STATED EXERCISE: Will you output all of the data below exactly, omitting the images?

## Start

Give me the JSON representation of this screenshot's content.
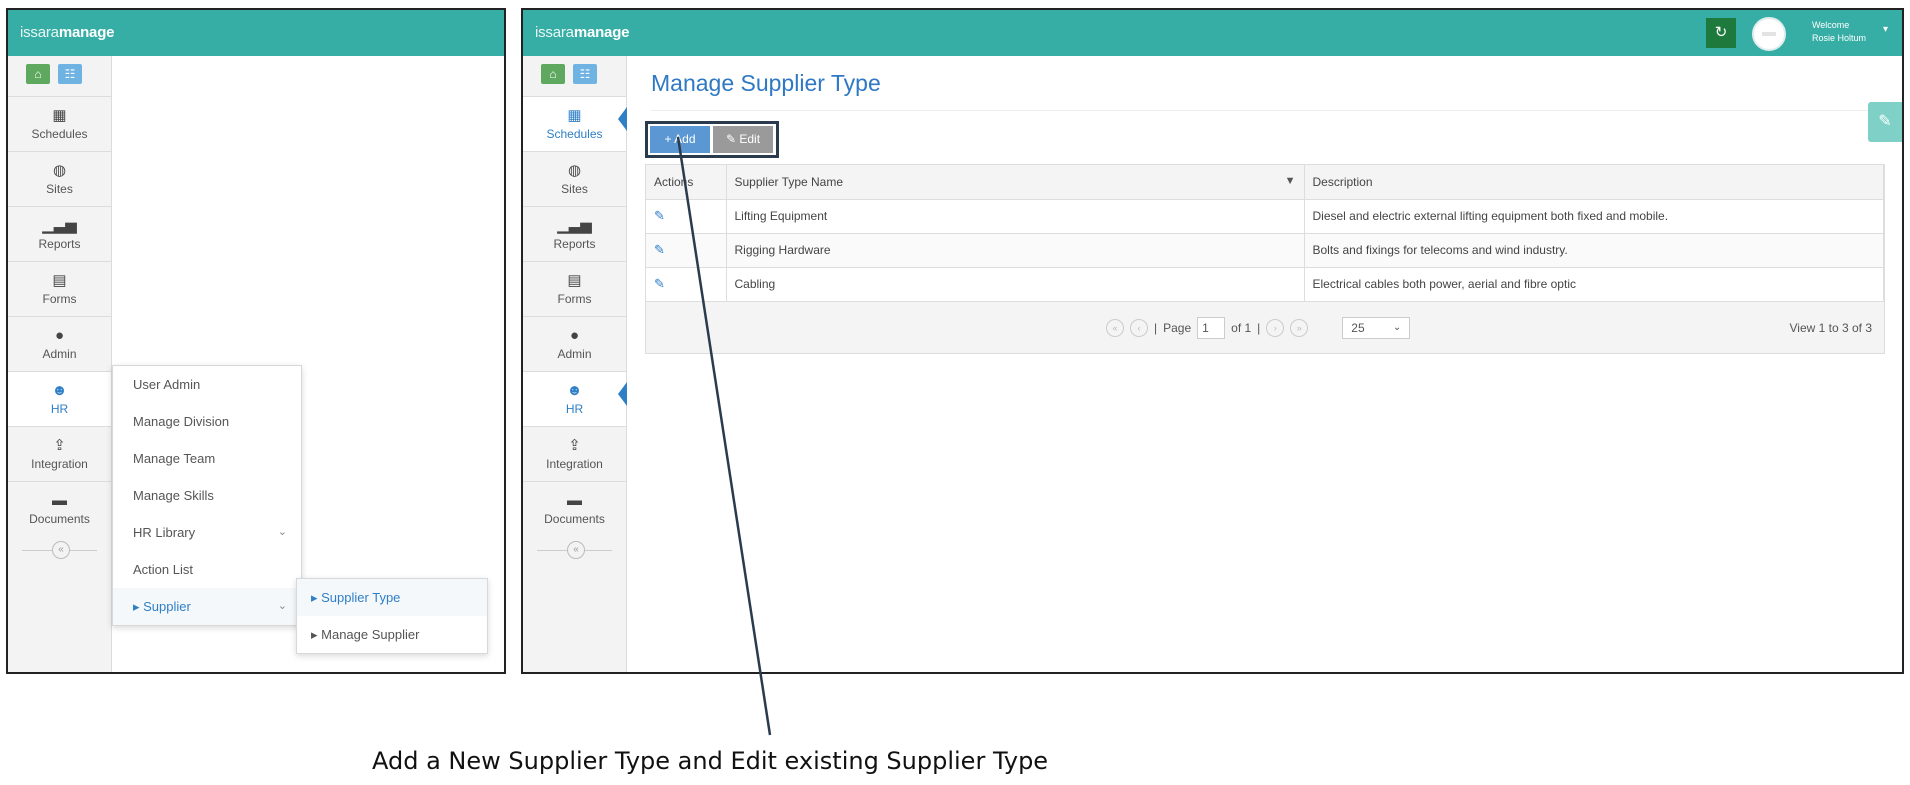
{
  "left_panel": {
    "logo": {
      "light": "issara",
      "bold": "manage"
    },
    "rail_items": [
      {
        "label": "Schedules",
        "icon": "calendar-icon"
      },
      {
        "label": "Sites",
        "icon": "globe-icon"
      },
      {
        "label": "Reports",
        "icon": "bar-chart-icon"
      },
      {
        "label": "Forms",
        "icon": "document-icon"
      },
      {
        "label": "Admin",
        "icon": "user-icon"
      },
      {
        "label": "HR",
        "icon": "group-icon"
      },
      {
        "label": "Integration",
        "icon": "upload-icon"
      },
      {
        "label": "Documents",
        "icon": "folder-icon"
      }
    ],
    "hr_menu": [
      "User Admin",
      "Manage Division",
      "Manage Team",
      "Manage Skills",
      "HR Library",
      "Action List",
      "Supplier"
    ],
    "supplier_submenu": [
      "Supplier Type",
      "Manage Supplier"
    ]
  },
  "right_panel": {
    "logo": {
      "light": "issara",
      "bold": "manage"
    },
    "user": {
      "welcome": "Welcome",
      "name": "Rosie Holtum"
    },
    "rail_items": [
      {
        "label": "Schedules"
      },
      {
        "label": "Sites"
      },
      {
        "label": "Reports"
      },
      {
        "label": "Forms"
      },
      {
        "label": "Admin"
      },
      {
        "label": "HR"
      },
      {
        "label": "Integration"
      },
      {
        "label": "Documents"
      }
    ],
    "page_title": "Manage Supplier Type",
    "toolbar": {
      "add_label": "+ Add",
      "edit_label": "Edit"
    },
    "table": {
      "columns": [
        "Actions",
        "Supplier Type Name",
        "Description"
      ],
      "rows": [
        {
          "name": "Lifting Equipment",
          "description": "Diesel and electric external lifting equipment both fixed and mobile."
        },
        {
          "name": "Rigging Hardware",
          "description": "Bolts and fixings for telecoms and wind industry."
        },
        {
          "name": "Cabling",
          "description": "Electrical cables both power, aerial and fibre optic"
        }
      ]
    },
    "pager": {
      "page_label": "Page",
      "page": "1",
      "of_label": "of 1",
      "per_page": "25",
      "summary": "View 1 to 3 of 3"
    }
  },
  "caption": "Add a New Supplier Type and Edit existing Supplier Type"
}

## End

FULL RESPONSE:
Give me the JSON representation of this screenshot's content.
{
  "left_panel": {
    "logo": {
      "light": "issara",
      "bold": "manage"
    },
    "rail_items": [
      {
        "label": "Schedules",
        "icon": "calendar-icon"
      },
      {
        "label": "Sites",
        "icon": "globe-icon"
      },
      {
        "label": "Reports",
        "icon": "bar-chart-icon"
      },
      {
        "label": "Forms",
        "icon": "document-icon"
      },
      {
        "label": "Admin",
        "icon": "user-icon"
      },
      {
        "label": "HR",
        "icon": "group-icon"
      },
      {
        "label": "Integration",
        "icon": "upload-icon"
      },
      {
        "label": "Documents",
        "icon": "folder-icon"
      }
    ],
    "hr_menu": [
      "User Admin",
      "Manage Division",
      "Manage Team",
      "Manage Skills",
      "HR Library",
      "Action List",
      "Supplier"
    ],
    "supplier_submenu": [
      "Supplier Type",
      "Manage Supplier"
    ]
  },
  "right_panel": {
    "logo": {
      "light": "issara",
      "bold": "manage"
    },
    "user": {
      "welcome": "Welcome",
      "name": "Rosie Holtum"
    },
    "rail_items": [
      {
        "label": "Schedules"
      },
      {
        "label": "Sites"
      },
      {
        "label": "Reports"
      },
      {
        "label": "Forms"
      },
      {
        "label": "Admin"
      },
      {
        "label": "HR"
      },
      {
        "label": "Integration"
      },
      {
        "label": "Documents"
      }
    ],
    "page_title": "Manage Supplier Type",
    "toolbar": {
      "add_label": "+ Add",
      "edit_label": "Edit"
    },
    "table": {
      "columns": [
        "Actions",
        "Supplier Type Name",
        "Description"
      ],
      "rows": [
        {
          "name": "Lifting Equipment",
          "description": "Diesel and electric external lifting equipment both fixed and mobile."
        },
        {
          "name": "Rigging Hardware",
          "description": "Bolts and fixings for telecoms and wind industry."
        },
        {
          "name": "Cabling",
          "description": "Electrical cables both power, aerial and fibre optic"
        }
      ]
    },
    "pager": {
      "page_label": "Page",
      "page": "1",
      "of_label": "of 1",
      "per_page": "25",
      "summary": "View 1 to 3 of 3"
    }
  },
  "caption": "Add a New Supplier Type and Edit existing Supplier Type"
}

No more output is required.